═════ Data excerpts
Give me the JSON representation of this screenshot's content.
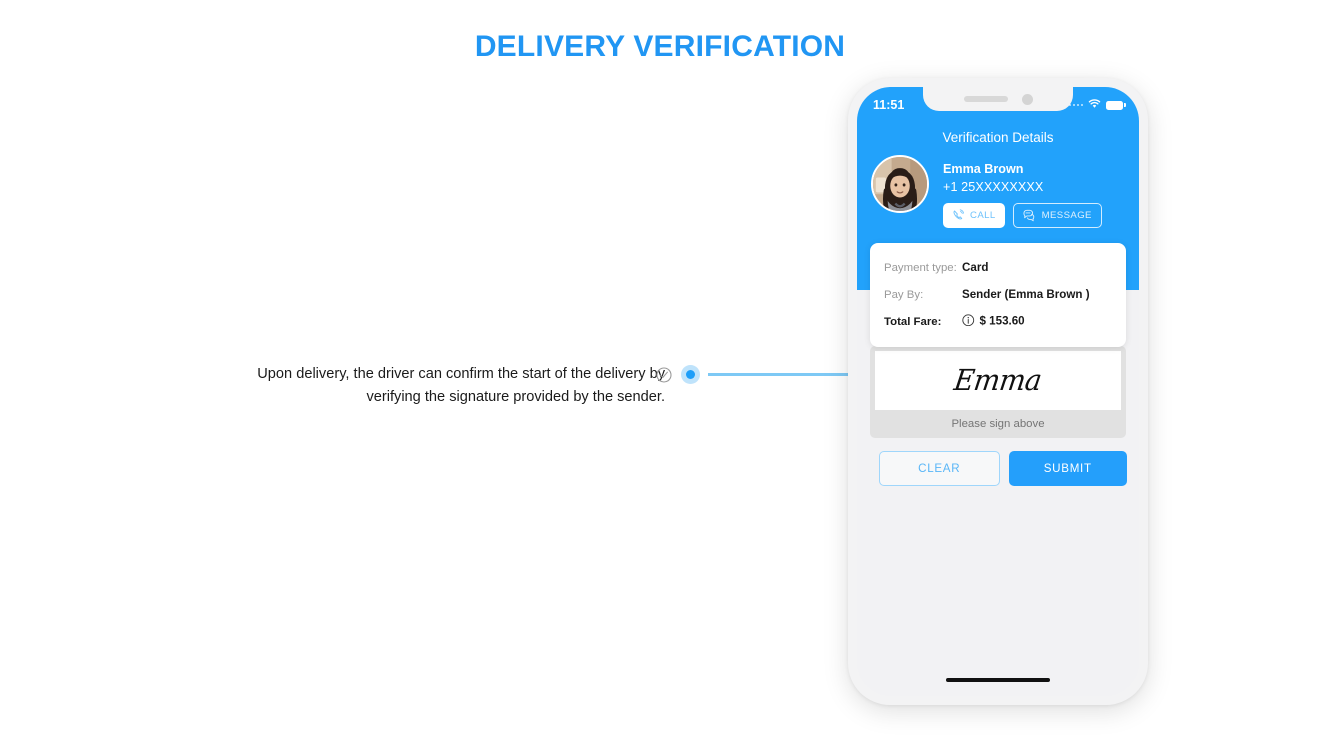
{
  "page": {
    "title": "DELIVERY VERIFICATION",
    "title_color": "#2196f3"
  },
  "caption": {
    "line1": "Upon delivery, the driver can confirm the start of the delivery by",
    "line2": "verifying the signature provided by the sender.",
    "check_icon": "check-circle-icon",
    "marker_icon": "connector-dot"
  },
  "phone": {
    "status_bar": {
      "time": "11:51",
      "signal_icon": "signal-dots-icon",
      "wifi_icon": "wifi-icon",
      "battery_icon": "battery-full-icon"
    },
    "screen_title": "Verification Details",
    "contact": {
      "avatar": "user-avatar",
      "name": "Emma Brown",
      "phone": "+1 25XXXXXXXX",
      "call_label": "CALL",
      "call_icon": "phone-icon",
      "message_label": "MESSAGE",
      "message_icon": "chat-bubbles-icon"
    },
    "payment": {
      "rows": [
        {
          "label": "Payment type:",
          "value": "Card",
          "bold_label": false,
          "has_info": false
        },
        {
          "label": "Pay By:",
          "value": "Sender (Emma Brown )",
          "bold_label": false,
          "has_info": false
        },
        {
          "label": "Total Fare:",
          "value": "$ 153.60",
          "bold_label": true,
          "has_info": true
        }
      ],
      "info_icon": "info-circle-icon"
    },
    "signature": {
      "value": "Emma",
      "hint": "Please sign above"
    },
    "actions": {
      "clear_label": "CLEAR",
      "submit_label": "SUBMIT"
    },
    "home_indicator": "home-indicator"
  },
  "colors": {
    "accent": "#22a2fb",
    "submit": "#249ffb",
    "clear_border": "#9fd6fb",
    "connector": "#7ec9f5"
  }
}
══════════
═════ Data excerpts
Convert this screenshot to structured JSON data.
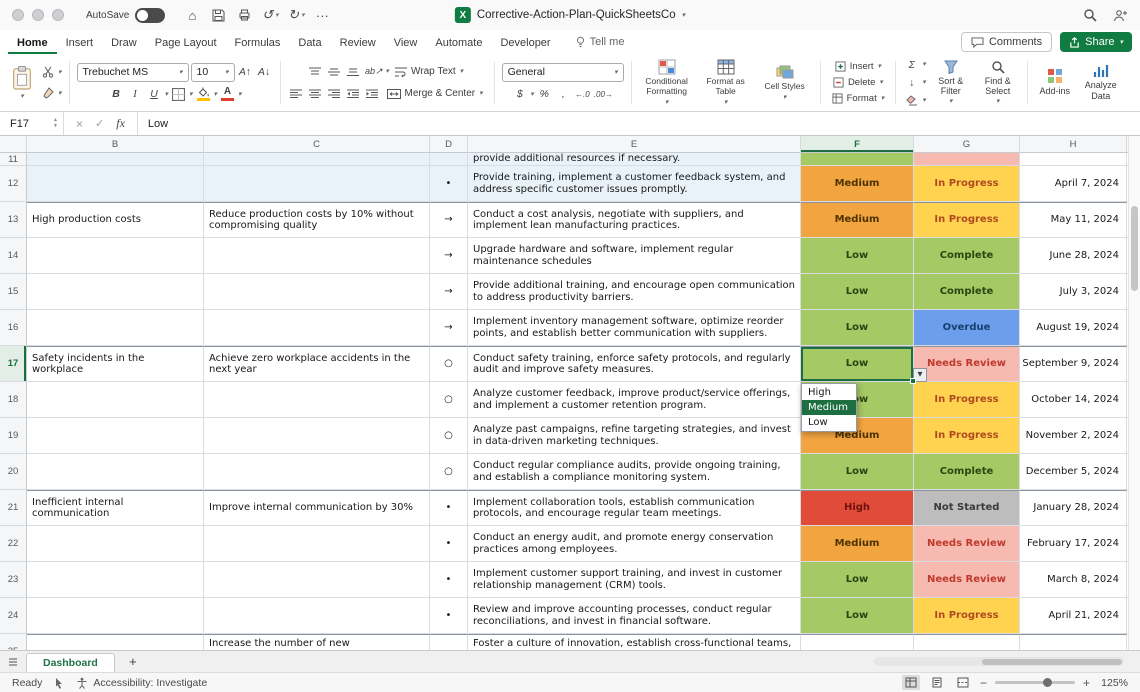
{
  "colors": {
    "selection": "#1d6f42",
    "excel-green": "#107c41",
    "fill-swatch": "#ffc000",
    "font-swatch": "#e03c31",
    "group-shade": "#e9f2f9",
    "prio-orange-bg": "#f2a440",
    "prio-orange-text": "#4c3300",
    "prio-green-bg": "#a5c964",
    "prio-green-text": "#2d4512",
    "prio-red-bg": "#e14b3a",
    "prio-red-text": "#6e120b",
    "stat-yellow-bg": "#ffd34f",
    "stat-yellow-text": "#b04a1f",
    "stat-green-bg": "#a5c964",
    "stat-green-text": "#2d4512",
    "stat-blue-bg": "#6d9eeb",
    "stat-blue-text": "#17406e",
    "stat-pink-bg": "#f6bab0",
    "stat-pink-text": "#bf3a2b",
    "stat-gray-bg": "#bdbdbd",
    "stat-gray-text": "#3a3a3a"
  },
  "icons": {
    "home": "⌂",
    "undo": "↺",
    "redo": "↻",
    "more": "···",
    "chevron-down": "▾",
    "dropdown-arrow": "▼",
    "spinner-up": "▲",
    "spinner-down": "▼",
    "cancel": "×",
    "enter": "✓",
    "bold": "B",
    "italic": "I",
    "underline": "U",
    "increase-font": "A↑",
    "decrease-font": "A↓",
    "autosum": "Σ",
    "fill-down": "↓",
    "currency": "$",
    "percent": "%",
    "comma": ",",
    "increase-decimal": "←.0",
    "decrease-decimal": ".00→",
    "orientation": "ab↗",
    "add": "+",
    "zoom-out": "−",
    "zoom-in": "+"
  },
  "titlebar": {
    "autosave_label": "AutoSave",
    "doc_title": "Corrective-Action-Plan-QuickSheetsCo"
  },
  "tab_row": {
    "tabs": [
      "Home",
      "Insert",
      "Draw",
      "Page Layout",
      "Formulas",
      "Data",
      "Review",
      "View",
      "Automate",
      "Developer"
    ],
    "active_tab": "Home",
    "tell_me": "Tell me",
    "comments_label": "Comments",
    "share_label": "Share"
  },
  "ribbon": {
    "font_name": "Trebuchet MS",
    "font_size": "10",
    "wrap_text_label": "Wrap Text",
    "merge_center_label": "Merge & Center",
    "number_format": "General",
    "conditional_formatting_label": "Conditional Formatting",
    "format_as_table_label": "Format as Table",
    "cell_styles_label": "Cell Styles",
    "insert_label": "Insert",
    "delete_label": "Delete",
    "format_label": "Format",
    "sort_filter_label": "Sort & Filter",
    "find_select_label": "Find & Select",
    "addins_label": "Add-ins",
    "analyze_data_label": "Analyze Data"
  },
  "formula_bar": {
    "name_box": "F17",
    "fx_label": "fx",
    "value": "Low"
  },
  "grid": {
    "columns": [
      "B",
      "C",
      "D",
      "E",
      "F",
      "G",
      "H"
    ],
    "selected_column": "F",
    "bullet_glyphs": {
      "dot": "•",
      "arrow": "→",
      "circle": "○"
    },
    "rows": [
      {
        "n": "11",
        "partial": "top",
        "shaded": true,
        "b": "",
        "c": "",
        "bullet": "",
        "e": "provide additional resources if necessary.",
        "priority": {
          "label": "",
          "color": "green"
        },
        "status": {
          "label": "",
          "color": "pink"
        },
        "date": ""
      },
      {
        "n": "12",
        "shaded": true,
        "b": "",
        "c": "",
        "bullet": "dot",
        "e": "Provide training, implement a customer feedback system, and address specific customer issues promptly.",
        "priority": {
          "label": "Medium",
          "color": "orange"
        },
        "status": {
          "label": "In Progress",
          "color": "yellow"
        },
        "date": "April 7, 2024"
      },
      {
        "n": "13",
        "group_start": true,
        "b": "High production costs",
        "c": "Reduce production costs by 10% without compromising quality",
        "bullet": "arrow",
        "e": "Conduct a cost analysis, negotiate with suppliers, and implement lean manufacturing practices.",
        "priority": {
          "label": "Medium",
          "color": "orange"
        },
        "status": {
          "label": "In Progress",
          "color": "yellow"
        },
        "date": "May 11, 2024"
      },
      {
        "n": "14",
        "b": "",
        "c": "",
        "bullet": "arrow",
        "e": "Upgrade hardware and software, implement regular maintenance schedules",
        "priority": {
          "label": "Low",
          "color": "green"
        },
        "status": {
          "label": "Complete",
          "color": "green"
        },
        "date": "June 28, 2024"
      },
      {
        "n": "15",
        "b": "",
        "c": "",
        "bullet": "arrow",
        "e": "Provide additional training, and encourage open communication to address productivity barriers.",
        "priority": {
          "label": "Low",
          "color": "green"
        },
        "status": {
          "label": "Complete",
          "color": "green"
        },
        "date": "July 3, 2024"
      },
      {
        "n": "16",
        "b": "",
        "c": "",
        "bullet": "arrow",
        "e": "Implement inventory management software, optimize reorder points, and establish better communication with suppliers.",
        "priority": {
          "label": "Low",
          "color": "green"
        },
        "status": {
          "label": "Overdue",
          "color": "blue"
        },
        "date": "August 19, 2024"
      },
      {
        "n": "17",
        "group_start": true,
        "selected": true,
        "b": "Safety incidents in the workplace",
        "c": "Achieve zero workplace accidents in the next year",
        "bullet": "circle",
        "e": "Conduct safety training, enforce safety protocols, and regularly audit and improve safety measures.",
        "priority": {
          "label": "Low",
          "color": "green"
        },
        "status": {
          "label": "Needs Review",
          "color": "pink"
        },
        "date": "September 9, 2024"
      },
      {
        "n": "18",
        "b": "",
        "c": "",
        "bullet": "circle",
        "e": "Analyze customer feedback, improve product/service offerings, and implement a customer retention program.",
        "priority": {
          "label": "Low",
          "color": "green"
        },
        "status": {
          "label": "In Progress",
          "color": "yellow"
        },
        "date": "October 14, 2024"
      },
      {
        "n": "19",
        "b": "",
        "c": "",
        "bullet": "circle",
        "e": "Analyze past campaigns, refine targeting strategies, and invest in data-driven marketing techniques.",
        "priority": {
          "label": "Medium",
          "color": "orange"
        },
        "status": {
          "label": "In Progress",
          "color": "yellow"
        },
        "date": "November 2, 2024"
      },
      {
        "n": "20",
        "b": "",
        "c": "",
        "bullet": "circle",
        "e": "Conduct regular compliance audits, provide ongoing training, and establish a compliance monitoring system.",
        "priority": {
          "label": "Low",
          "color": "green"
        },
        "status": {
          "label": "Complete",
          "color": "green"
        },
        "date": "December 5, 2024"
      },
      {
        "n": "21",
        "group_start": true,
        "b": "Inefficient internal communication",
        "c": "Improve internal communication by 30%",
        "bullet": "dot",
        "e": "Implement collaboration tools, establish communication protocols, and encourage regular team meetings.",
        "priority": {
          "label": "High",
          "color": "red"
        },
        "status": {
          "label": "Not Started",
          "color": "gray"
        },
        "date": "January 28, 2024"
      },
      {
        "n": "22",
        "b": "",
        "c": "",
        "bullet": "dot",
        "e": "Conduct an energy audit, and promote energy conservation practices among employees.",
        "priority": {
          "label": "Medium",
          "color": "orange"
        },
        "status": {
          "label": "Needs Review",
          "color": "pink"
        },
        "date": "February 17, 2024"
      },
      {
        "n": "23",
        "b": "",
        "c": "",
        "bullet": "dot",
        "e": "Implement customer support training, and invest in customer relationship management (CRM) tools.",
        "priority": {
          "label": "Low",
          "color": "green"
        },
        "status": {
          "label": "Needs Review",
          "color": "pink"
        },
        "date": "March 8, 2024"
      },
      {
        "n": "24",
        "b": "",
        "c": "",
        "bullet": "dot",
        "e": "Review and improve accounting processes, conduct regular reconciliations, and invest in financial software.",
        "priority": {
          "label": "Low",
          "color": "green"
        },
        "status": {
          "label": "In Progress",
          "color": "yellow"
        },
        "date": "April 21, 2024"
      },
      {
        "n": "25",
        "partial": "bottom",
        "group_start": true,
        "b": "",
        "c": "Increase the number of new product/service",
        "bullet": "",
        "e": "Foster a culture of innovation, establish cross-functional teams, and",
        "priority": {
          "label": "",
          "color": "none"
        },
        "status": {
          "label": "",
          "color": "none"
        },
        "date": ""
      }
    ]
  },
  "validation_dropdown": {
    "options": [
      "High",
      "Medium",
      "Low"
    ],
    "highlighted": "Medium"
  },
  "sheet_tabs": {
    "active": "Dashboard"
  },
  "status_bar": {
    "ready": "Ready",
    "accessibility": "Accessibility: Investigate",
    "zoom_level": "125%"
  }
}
══════════
What to produce: Copy every line above in which the string "this" shows up.

Written response:
Give me the JSON representation of this screenshot's content.
Convert this screenshot to structured JSON data.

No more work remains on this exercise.